— Set task —
Copy out the data below line for line, with nothing changed.

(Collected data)

****************

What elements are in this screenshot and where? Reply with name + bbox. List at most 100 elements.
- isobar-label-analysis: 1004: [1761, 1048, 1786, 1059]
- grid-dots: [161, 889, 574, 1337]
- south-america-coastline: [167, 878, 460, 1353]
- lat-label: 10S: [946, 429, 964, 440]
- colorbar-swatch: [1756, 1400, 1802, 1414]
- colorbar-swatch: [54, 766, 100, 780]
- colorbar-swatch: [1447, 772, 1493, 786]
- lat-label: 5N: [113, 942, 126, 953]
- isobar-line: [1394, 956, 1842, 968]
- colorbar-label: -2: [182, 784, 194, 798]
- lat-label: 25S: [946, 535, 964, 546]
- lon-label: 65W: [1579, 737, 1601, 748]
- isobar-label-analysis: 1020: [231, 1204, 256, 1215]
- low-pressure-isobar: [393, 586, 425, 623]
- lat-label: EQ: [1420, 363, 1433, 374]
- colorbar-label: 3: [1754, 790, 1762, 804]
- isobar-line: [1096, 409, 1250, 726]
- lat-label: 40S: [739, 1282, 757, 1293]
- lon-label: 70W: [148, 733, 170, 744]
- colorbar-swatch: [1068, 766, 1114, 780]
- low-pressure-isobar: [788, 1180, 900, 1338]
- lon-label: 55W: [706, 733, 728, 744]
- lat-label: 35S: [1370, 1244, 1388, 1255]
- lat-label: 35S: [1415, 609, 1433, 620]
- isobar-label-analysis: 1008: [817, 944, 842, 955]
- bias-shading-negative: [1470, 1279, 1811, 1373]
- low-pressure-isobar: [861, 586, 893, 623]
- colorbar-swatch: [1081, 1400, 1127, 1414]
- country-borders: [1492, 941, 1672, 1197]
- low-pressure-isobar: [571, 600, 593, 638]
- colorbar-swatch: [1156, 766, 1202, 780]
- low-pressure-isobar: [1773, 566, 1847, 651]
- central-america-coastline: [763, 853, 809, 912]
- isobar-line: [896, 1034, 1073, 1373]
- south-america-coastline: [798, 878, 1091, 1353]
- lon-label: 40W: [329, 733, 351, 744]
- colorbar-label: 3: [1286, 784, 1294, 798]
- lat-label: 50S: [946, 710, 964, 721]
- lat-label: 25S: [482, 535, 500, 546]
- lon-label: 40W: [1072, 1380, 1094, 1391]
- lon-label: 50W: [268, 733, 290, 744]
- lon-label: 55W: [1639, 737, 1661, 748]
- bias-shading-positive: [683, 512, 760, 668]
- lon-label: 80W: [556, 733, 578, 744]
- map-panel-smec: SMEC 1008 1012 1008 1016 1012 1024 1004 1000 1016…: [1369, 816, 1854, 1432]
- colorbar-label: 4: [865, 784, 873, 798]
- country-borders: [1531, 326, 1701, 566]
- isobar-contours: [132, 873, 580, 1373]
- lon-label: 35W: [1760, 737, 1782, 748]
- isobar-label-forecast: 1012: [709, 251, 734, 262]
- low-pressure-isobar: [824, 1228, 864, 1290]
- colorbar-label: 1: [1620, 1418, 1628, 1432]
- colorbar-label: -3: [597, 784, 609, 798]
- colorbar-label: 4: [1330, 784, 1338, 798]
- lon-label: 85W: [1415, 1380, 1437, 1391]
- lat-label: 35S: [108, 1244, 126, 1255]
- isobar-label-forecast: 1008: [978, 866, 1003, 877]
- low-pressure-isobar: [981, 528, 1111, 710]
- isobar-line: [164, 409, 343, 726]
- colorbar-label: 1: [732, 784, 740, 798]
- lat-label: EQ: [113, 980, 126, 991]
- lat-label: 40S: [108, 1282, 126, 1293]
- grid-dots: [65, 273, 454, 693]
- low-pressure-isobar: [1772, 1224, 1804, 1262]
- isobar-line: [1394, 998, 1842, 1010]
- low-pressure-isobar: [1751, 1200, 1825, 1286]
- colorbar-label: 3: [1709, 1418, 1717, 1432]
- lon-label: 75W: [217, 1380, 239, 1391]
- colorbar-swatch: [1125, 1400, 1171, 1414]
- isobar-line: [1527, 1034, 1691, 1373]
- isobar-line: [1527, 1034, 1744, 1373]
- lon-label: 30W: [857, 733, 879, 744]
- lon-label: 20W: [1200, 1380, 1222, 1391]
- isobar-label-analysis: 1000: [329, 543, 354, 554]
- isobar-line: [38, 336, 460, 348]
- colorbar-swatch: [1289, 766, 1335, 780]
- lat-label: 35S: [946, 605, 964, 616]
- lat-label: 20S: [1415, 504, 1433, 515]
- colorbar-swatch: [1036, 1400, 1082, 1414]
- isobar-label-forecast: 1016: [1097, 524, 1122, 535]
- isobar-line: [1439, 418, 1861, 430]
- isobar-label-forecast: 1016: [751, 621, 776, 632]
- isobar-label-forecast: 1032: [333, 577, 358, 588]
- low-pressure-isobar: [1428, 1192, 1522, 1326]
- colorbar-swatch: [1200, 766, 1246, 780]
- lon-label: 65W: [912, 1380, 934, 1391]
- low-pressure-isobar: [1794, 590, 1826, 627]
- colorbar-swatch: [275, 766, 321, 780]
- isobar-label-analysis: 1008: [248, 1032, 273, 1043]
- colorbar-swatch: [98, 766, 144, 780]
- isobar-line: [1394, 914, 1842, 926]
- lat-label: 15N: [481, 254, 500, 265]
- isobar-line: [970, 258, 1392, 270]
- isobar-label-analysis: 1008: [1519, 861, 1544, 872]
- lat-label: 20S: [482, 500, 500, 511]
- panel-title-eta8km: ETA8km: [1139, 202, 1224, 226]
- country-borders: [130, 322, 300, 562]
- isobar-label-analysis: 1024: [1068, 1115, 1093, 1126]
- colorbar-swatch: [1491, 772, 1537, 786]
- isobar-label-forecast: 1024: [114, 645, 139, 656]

****************

— Response —
What elements are in this screenshot and where? Reply with name + bbox. List at most 100 elements.
- isobar-label-analysis: 1004: [1761, 1048, 1786, 1059]
- grid-dots: [161, 889, 574, 1337]
- south-america-coastline: [167, 878, 460, 1353]
- lat-label: 10S: [946, 429, 964, 440]
- colorbar-swatch: [1756, 1400, 1802, 1414]
- colorbar-swatch: [54, 766, 100, 780]
- colorbar-swatch: [1447, 772, 1493, 786]
- lat-label: 5N: [113, 942, 126, 953]
- isobar-line: [1394, 956, 1842, 968]
- colorbar-label: -2: [182, 784, 194, 798]
- lat-label: 25S: [946, 535, 964, 546]
- lon-label: 65W: [1579, 737, 1601, 748]
- isobar-label-analysis: 1020: [231, 1204, 256, 1215]
- low-pressure-isobar: [393, 586, 425, 623]
- lat-label: EQ: [1420, 363, 1433, 374]
- colorbar-label: 3: [1754, 790, 1762, 804]
- isobar-line: [1096, 409, 1250, 726]
- lat-label: 40S: [739, 1282, 757, 1293]
- lon-label: 70W: [148, 733, 170, 744]
- colorbar-swatch: [1068, 766, 1114, 780]
- low-pressure-isobar: [788, 1180, 900, 1338]
- lon-label: 55W: [706, 733, 728, 744]
- lat-label: 35S: [1370, 1244, 1388, 1255]
- lat-label: 35S: [1415, 609, 1433, 620]
- isobar-label-analysis: 1008: [817, 944, 842, 955]
- bias-shading-negative: [1470, 1279, 1811, 1373]
- low-pressure-isobar: [861, 586, 893, 623]
- colorbar-swatch: [1081, 1400, 1127, 1414]
- country-borders: [1492, 941, 1672, 1197]
- low-pressure-isobar: [571, 600, 593, 638]
- colorbar-swatch: [1156, 766, 1202, 780]
- low-pressure-isobar: [1773, 566, 1847, 651]
- central-america-coastline: [763, 853, 809, 912]
- isobar-line: [896, 1034, 1073, 1373]
- south-america-coastline: [798, 878, 1091, 1353]
- lon-label: 40W: [329, 733, 351, 744]
- colorbar-label: 3: [1286, 784, 1294, 798]
- lat-label: 50S: [946, 710, 964, 721]
- lat-label: 25S: [482, 535, 500, 546]
- lon-label: 40W: [1072, 1380, 1094, 1391]
- lon-label: 50W: [268, 733, 290, 744]
- lon-label: 55W: [1639, 737, 1661, 748]
- bias-shading-positive: [683, 512, 760, 668]
- lon-label: 80W: [556, 733, 578, 744]
- map-panel-smec: SMEC 1008 1012 1008 1016 1012 1024 1004 1000 1016…: [1369, 816, 1854, 1432]
- colorbar-label: 4: [865, 784, 873, 798]
- country-borders: [1531, 326, 1701, 566]
- isobar-contours: [132, 873, 580, 1373]
- lon-label: 35W: [1760, 737, 1782, 748]
- isobar-label-forecast: 1012: [709, 251, 734, 262]
- low-pressure-isobar: [824, 1228, 864, 1290]
- colorbar-label: 1: [1620, 1418, 1628, 1432]
- colorbar-label: -3: [597, 784, 609, 798]
- colorbar-label: 4: [1330, 784, 1338, 798]
- lon-label: 85W: [1415, 1380, 1437, 1391]
- lat-label: 35S: [108, 1244, 126, 1255]
- isobar-label-forecast: 1008: [978, 866, 1003, 877]
- low-pressure-isobar: [981, 528, 1111, 710]
- isobar-line: [164, 409, 343, 726]
- colorbar-label: 1: [732, 784, 740, 798]
- lat-label: EQ: [113, 980, 126, 991]
- lat-label: 40S: [108, 1282, 126, 1293]
- grid-dots: [65, 273, 454, 693]
- low-pressure-isobar: [1772, 1224, 1804, 1262]
- isobar-line: [1394, 998, 1842, 1010]
- low-pressure-isobar: [1751, 1200, 1825, 1286]
- colorbar-label: 3: [1709, 1418, 1717, 1432]
- lon-label: 75W: [217, 1380, 239, 1391]
- colorbar-swatch: [1125, 1400, 1171, 1414]
- isobar-line: [1527, 1034, 1691, 1373]
- isobar-line: [1527, 1034, 1744, 1373]
- lon-label: 30W: [857, 733, 879, 744]
- lon-label: 20W: [1200, 1380, 1222, 1391]
- isobar-label-analysis: 1000: [329, 543, 354, 554]
- isobar-line: [38, 336, 460, 348]
- colorbar-swatch: [1289, 766, 1335, 780]
- lat-label: 35S: [946, 605, 964, 616]
- lat-label: 20S: [1415, 504, 1433, 515]
- colorbar-swatch: [1036, 1400, 1082, 1414]
- isobar-label-forecast: 1016: [1097, 524, 1122, 535]
- isobar-line: [1439, 418, 1861, 430]
- isobar-label-forecast: 1016: [751, 621, 776, 632]
- isobar-label-forecast: 1032: [333, 577, 358, 588]
- low-pressure-isobar: [1428, 1192, 1522, 1326]
- colorbar-swatch: [1200, 766, 1246, 780]
- lon-label: 65W: [912, 1380, 934, 1391]
- low-pressure-isobar: [1794, 590, 1826, 627]
- colorbar-swatch: [275, 766, 321, 780]
- isobar-label-analysis: 1008: [248, 1032, 273, 1043]
- colorbar-swatch: [98, 766, 144, 780]
- isobar-line: [1394, 914, 1842, 926]
- lat-label: 15N: [481, 254, 500, 265]
- isobar-line: [970, 258, 1392, 270]
- isobar-label-analysis: 1008: [1519, 861, 1544, 872]
- lat-label: 20S: [482, 500, 500, 511]
- panel-title-eta8km: ETA8km: [1139, 202, 1224, 226]
- country-borders: [130, 322, 300, 562]
- isobar-label-analysis: 1024: [1068, 1115, 1093, 1126]
- colorbar-swatch: [1491, 772, 1537, 786]
- isobar-label-forecast: 1024: [114, 645, 139, 656]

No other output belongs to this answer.